→ **Task goal**:
Compute the number of lines that include the string "should", then output that number and nothing else.

→ **Records to use**:
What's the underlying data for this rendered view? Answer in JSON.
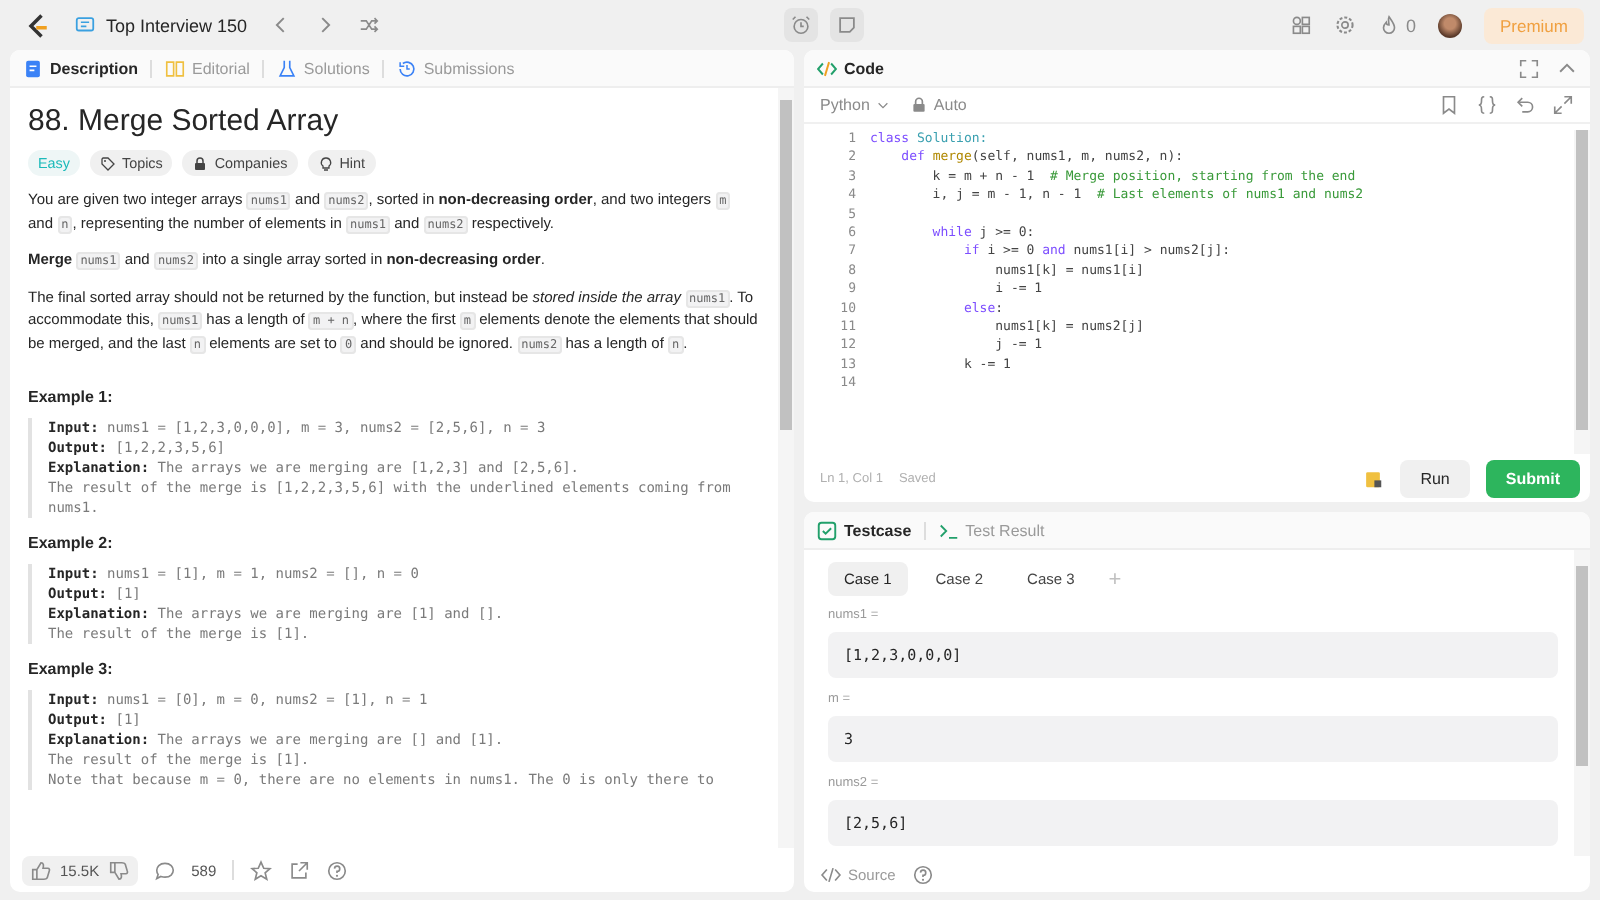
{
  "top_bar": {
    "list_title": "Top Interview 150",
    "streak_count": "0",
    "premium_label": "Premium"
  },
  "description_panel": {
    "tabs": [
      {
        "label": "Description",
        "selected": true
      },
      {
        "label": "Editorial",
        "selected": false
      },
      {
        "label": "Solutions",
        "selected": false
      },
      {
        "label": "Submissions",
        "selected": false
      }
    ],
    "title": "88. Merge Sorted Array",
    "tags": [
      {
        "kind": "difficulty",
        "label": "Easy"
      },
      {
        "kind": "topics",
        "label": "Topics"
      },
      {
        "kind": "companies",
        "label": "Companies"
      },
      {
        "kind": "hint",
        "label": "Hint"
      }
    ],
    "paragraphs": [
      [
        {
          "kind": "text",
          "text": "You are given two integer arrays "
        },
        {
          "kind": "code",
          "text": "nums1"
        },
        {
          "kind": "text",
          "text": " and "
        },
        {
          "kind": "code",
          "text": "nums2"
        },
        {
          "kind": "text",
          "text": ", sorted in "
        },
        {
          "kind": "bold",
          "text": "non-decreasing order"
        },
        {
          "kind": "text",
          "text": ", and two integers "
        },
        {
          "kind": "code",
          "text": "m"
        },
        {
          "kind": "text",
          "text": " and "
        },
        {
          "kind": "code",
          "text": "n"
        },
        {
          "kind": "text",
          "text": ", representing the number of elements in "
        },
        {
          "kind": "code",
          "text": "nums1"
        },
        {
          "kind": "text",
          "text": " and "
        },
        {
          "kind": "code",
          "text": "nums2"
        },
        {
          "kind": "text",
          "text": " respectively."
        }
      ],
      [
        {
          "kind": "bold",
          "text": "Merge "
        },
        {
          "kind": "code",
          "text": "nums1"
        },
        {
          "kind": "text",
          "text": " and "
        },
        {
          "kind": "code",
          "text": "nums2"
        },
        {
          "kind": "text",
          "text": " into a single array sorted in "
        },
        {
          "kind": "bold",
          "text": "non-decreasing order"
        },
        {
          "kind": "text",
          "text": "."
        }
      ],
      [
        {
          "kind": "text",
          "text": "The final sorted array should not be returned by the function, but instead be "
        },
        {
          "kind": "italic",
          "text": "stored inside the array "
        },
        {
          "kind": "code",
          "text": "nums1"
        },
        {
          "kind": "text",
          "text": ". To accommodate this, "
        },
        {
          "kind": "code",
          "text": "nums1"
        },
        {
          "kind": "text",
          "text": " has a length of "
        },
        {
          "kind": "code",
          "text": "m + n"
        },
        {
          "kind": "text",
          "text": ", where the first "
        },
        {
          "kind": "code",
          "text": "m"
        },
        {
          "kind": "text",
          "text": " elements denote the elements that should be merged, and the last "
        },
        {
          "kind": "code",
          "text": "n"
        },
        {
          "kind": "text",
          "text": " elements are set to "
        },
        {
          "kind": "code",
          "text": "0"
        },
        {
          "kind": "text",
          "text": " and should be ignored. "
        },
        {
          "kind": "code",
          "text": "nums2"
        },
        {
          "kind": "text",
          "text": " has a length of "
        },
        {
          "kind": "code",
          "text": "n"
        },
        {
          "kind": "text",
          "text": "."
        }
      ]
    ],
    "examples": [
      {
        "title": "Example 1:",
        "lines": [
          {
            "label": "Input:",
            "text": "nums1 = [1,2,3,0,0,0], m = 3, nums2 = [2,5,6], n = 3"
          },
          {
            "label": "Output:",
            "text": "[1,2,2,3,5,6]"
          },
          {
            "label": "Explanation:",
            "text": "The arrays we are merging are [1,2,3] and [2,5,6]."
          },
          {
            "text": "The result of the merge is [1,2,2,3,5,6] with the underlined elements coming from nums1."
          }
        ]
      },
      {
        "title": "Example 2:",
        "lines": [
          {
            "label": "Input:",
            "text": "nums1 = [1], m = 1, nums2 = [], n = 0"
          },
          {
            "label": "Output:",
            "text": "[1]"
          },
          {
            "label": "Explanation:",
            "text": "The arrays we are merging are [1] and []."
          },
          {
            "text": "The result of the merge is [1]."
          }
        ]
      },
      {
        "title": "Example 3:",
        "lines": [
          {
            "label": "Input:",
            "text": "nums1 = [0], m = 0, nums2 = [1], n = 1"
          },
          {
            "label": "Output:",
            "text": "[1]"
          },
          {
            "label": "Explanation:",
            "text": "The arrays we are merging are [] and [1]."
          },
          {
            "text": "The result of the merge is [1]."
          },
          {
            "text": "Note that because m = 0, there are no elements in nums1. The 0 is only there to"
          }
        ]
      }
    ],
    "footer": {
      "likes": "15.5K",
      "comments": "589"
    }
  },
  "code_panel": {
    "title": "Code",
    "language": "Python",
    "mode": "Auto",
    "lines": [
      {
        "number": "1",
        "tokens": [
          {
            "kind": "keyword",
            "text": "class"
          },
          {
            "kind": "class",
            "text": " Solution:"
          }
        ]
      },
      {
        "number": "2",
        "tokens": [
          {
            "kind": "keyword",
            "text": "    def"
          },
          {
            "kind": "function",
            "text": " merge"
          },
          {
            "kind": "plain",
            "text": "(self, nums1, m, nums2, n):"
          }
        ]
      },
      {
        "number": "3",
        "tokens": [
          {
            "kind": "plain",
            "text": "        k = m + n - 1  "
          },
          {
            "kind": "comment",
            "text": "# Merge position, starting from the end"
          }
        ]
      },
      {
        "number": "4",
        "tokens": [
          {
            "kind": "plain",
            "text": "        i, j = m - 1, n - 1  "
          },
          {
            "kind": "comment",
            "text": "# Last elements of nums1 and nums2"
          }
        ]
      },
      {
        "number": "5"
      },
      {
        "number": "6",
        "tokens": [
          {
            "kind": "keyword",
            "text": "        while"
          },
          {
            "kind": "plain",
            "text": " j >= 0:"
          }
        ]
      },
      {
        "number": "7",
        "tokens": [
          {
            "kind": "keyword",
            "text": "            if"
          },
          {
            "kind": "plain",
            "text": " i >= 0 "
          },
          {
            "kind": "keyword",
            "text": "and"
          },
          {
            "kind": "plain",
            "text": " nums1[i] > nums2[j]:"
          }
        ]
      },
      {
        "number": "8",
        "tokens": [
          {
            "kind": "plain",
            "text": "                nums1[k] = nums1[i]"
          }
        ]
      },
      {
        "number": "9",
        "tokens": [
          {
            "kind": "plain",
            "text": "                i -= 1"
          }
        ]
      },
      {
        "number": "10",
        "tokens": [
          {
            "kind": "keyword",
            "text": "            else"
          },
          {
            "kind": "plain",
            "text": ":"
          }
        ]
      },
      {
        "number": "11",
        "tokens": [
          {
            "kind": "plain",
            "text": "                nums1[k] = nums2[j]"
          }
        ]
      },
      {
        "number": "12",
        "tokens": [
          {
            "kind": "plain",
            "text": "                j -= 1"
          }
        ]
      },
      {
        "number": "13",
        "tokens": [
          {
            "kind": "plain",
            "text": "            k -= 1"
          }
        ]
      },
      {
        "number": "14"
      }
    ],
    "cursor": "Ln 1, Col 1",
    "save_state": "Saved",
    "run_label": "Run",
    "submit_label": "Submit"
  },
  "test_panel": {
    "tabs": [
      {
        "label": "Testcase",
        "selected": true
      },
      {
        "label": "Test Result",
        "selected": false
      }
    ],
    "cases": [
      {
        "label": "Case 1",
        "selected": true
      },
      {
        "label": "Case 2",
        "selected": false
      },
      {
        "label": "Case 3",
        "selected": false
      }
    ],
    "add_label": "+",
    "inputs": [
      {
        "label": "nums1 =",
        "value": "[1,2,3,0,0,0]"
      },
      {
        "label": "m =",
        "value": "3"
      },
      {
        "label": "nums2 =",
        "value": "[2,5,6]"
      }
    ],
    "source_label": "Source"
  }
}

--

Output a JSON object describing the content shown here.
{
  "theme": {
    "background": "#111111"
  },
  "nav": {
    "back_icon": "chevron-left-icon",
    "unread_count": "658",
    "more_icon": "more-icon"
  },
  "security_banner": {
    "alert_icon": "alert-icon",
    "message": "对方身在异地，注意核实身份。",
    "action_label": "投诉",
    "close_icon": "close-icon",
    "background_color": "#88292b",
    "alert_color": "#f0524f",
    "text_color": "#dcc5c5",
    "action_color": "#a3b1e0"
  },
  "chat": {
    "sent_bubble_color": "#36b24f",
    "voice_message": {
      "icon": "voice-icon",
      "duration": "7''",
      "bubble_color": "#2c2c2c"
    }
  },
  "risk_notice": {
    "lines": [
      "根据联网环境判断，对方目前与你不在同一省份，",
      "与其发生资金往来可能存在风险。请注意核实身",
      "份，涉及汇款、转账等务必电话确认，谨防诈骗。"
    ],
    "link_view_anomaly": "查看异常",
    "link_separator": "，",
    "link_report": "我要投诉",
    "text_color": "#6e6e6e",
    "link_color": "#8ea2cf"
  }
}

→ **Response**:
3